__THE EXERCISE__
Check each line of the data below for the word "type", then extract the ones that have it.

__AVAILABLE RECORDS__
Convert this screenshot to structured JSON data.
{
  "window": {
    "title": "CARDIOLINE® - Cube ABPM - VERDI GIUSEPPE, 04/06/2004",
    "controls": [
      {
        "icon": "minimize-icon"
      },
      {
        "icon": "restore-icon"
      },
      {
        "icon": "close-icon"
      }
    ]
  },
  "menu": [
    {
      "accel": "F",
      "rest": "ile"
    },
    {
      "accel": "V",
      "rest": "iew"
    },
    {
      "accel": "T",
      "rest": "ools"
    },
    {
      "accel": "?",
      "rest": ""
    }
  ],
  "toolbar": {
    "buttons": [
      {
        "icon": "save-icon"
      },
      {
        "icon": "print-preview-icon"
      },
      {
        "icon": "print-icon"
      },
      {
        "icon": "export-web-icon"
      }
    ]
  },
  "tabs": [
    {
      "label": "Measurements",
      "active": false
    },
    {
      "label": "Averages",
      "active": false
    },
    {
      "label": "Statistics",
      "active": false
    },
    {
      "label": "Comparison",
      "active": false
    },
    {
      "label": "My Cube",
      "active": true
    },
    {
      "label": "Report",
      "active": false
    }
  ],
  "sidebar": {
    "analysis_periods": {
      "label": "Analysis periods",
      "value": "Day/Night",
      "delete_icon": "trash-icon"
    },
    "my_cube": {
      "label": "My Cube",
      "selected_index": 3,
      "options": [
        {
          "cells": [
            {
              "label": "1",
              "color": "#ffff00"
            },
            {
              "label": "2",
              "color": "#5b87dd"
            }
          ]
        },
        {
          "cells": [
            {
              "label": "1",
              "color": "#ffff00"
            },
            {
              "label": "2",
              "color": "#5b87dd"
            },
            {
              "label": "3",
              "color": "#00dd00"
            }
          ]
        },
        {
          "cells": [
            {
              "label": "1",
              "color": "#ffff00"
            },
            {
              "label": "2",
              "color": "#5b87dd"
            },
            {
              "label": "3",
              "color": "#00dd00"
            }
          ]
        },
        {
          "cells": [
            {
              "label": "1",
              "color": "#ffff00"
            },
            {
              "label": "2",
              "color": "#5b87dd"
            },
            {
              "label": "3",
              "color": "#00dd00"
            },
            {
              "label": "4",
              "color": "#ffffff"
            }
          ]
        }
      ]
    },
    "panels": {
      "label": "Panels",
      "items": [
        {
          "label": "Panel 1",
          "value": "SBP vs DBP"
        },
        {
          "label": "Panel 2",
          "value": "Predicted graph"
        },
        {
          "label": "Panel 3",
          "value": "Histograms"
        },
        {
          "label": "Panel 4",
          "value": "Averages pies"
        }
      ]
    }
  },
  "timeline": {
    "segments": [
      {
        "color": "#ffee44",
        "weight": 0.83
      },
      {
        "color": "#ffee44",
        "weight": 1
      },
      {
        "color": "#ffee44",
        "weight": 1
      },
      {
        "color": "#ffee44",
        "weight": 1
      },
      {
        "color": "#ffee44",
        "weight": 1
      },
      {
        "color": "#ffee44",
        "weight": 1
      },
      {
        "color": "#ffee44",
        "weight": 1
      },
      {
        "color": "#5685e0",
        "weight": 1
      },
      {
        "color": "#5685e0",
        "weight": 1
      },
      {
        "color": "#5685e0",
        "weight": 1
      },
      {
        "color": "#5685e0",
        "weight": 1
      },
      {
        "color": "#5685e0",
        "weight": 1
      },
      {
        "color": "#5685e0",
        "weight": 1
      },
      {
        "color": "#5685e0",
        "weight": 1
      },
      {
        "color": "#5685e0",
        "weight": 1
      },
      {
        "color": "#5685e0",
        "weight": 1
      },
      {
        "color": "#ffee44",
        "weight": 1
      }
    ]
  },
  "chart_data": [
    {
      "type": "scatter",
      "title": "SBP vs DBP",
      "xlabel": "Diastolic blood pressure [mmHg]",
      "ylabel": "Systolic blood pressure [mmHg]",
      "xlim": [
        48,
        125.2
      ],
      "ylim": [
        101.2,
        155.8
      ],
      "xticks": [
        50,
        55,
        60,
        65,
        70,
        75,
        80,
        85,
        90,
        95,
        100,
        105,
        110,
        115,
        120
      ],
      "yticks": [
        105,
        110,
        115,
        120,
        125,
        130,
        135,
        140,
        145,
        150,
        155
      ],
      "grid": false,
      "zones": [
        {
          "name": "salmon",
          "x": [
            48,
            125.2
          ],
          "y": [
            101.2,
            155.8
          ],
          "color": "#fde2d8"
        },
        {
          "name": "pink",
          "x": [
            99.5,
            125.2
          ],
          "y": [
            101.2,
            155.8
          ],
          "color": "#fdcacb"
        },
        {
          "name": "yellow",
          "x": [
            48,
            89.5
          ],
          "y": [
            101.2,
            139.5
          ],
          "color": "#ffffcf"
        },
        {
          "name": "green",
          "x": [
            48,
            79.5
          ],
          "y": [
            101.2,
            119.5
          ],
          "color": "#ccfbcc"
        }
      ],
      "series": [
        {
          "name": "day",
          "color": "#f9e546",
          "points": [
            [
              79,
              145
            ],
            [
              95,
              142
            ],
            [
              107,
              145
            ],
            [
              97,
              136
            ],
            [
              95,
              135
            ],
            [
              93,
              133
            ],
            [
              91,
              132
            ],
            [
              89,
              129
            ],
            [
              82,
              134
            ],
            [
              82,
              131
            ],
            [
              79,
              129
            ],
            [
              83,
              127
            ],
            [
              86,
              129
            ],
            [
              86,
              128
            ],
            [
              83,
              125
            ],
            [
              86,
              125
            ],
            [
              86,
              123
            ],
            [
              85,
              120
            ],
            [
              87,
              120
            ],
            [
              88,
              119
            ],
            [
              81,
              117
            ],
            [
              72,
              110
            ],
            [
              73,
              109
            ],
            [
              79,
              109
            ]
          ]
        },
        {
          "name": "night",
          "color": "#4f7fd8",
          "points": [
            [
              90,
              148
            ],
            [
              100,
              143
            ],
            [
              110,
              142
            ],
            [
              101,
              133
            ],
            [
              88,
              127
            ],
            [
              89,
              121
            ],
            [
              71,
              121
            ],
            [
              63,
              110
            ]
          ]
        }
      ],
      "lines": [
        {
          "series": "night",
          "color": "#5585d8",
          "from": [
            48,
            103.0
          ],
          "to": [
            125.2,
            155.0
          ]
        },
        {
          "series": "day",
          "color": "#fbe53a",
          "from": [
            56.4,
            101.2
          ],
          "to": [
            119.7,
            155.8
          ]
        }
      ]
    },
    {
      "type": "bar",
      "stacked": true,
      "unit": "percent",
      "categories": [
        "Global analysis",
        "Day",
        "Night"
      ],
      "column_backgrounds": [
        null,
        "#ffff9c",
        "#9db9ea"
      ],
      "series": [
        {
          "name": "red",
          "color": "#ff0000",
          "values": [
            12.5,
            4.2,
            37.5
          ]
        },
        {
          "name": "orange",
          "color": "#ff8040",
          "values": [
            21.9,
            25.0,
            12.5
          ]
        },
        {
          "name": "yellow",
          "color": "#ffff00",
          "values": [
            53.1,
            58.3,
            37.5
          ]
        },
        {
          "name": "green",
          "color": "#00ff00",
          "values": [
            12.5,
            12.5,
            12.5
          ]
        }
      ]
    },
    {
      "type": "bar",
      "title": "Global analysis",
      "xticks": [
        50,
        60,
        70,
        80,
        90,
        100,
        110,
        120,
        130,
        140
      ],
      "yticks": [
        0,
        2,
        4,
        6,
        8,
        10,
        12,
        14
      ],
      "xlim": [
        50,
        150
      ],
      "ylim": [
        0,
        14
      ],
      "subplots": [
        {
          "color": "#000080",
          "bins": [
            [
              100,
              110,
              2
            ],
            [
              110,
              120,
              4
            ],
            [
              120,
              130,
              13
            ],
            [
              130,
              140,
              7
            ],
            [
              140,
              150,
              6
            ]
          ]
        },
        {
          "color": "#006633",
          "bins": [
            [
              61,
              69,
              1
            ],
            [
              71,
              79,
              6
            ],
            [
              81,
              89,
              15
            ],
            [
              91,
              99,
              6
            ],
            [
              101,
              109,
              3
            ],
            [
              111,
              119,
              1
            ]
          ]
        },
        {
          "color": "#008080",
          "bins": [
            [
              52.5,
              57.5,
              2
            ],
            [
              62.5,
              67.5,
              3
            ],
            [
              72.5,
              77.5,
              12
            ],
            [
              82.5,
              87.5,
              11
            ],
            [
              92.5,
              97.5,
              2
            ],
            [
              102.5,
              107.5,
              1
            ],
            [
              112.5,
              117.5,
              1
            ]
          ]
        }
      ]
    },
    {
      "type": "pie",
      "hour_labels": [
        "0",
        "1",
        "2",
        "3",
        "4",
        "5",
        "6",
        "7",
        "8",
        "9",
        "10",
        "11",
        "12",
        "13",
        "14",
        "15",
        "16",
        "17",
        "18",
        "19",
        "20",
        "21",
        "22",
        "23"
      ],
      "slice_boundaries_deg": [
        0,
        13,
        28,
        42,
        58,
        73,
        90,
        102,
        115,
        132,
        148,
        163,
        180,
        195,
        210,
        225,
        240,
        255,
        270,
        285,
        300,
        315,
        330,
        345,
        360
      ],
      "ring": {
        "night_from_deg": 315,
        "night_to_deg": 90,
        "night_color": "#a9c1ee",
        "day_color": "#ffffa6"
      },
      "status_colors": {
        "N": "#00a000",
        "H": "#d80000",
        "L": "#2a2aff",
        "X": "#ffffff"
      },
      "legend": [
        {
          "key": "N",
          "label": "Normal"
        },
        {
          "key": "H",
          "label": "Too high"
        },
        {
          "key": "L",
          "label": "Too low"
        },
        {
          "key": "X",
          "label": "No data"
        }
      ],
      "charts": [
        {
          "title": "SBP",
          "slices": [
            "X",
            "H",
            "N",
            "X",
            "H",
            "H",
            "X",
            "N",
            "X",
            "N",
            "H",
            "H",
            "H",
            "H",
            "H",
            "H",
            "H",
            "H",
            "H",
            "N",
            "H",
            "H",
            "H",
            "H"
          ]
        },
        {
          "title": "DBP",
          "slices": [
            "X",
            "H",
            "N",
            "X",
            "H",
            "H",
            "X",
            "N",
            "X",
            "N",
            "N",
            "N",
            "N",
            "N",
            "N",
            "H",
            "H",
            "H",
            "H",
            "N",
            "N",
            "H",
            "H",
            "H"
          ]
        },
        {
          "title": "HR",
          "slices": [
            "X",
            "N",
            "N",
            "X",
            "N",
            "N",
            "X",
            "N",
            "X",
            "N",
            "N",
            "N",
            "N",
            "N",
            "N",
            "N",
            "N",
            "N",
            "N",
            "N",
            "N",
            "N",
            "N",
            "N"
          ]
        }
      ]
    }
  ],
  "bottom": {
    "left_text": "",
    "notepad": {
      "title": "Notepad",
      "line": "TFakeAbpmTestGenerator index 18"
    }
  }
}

__WRITTEN ANSWER__
      "type": "scatter",
      "type": "bar",
      "type": "bar",
      "type": "pie",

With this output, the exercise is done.